* EXERCISE DESCRIPTION: Identify all lines of the data containing the string "significantly" and copy them.

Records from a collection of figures
::::
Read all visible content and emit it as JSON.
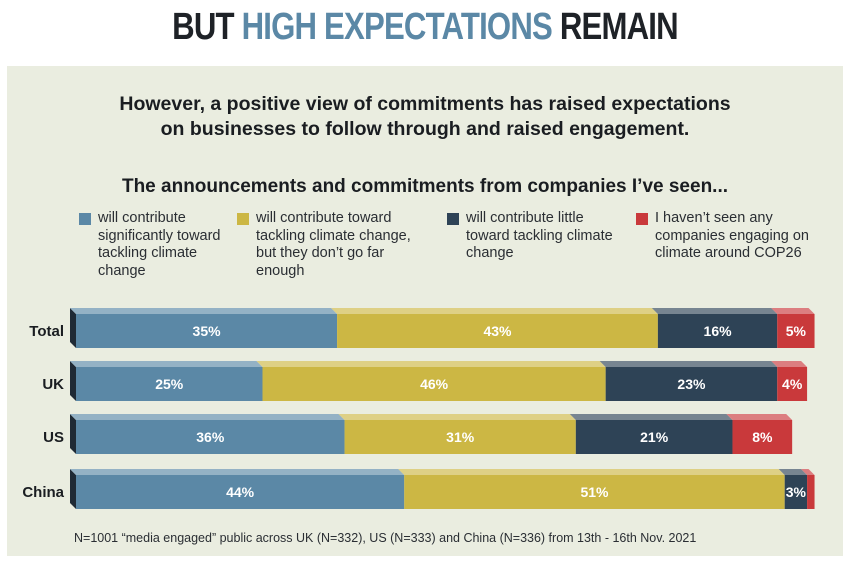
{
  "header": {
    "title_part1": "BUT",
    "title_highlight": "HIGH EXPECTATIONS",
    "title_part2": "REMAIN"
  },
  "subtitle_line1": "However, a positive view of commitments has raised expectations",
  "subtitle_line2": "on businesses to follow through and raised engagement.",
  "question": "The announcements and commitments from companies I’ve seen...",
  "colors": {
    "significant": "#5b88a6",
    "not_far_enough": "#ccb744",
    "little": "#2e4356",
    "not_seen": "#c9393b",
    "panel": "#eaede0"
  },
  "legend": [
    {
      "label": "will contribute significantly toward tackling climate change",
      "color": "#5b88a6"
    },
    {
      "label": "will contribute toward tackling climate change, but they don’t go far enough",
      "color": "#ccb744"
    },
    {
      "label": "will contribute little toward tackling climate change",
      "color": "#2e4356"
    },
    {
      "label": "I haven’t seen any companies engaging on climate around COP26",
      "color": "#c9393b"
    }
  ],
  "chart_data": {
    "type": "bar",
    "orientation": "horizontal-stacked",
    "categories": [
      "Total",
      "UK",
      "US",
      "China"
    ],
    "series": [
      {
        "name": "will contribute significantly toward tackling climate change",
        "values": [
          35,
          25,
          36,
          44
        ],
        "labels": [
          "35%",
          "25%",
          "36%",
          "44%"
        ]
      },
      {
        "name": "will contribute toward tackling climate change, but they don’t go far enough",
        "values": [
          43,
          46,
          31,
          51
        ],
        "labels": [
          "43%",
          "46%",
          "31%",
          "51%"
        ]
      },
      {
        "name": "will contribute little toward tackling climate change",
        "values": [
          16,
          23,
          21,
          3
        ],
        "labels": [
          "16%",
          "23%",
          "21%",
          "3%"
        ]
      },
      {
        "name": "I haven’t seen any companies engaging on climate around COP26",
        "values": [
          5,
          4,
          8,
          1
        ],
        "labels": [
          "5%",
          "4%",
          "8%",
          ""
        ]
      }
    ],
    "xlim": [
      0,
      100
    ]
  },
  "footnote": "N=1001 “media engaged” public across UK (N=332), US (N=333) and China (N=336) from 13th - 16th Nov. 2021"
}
::::
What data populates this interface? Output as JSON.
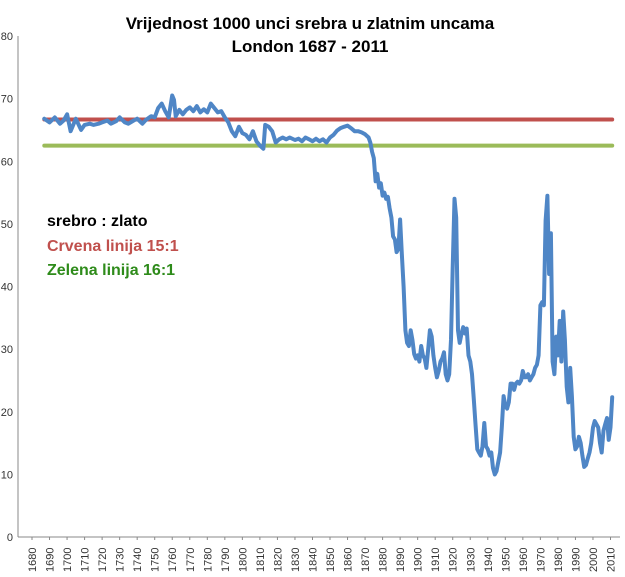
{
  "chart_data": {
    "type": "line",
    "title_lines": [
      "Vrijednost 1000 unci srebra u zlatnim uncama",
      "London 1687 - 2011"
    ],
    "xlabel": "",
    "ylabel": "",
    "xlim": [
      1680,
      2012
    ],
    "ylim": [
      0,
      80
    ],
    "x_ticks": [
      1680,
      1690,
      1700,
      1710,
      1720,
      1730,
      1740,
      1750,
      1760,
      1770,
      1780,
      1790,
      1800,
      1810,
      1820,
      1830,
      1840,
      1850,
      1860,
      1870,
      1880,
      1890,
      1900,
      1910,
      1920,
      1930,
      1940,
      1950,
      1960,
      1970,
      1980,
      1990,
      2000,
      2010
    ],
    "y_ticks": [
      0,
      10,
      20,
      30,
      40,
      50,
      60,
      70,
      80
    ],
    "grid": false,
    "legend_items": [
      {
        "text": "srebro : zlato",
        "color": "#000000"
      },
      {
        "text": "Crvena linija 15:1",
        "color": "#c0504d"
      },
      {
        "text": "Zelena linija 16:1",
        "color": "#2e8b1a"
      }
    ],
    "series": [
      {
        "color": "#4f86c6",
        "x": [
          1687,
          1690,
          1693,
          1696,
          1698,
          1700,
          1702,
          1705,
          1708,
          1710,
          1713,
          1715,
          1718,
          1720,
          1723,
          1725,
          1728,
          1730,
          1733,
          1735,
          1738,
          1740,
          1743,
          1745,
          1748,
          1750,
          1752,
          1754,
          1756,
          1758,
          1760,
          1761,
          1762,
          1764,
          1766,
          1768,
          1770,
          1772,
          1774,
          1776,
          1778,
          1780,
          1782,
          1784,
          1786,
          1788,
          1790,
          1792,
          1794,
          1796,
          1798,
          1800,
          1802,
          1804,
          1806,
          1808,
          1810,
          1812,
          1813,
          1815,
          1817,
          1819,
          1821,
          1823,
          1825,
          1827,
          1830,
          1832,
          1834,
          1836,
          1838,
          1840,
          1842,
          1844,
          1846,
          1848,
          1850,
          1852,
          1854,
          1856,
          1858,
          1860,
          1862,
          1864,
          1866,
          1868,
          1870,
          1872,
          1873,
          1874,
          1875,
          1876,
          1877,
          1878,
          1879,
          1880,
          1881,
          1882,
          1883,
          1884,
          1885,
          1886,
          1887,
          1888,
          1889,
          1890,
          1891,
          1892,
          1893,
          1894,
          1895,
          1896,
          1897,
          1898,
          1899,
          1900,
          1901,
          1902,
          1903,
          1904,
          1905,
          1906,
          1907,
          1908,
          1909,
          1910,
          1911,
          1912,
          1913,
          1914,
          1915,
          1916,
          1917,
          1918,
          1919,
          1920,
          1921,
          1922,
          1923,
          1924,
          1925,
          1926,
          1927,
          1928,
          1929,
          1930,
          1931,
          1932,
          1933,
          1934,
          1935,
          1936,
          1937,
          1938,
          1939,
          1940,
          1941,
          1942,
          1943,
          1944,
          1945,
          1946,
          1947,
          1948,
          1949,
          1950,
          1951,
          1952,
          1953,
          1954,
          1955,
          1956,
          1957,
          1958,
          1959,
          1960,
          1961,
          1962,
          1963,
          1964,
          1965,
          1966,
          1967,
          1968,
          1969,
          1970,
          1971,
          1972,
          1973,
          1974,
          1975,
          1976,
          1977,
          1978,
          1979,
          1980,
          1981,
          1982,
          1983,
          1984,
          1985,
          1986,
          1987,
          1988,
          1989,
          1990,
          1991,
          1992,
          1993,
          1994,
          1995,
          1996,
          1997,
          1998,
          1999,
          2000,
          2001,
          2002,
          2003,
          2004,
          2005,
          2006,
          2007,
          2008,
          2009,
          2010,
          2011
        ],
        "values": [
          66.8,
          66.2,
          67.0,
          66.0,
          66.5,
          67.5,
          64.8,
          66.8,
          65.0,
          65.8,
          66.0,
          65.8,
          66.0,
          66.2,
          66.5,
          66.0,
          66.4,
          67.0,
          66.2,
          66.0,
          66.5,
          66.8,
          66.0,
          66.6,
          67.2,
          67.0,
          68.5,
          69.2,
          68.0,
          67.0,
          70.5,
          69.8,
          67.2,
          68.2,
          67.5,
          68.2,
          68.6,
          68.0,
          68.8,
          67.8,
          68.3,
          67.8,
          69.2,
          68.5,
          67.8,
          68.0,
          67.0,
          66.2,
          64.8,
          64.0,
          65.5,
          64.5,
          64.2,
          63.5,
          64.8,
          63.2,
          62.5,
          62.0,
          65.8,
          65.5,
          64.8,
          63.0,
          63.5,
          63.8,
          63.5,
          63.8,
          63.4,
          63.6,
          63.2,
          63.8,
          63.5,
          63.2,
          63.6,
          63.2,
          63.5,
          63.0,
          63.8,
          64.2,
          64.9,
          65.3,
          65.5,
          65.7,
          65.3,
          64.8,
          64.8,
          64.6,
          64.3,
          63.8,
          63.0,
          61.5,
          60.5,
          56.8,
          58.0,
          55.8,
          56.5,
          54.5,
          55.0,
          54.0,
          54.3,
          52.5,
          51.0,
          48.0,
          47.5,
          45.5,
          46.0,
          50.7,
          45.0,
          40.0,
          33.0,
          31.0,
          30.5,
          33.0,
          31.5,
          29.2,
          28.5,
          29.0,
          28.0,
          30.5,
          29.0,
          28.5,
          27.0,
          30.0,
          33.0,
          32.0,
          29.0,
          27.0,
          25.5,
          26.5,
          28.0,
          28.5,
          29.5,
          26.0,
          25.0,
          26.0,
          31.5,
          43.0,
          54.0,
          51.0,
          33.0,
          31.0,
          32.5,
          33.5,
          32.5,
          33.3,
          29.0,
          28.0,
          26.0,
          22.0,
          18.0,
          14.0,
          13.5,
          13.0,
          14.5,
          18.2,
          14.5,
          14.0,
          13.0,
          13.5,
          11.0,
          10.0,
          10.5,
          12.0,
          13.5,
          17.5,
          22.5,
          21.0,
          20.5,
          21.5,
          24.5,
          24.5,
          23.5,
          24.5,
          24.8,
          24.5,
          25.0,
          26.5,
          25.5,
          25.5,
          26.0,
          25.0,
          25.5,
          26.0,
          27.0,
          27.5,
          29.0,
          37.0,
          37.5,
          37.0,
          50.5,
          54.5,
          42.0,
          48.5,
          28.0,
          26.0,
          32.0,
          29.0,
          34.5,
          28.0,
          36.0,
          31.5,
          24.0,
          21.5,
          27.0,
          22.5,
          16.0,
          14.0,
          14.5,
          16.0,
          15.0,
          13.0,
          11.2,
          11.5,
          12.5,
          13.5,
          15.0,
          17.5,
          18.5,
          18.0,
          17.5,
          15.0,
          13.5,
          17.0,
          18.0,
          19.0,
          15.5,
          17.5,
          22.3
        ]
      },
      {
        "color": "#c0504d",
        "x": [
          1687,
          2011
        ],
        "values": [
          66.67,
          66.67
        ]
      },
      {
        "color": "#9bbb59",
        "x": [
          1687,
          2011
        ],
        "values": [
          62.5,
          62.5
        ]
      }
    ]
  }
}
::::
* TASK RESPONSE:
      "label": "will contribute significantly toward tackling climate change",
        "name": "will contribute significantly toward tackling climate change",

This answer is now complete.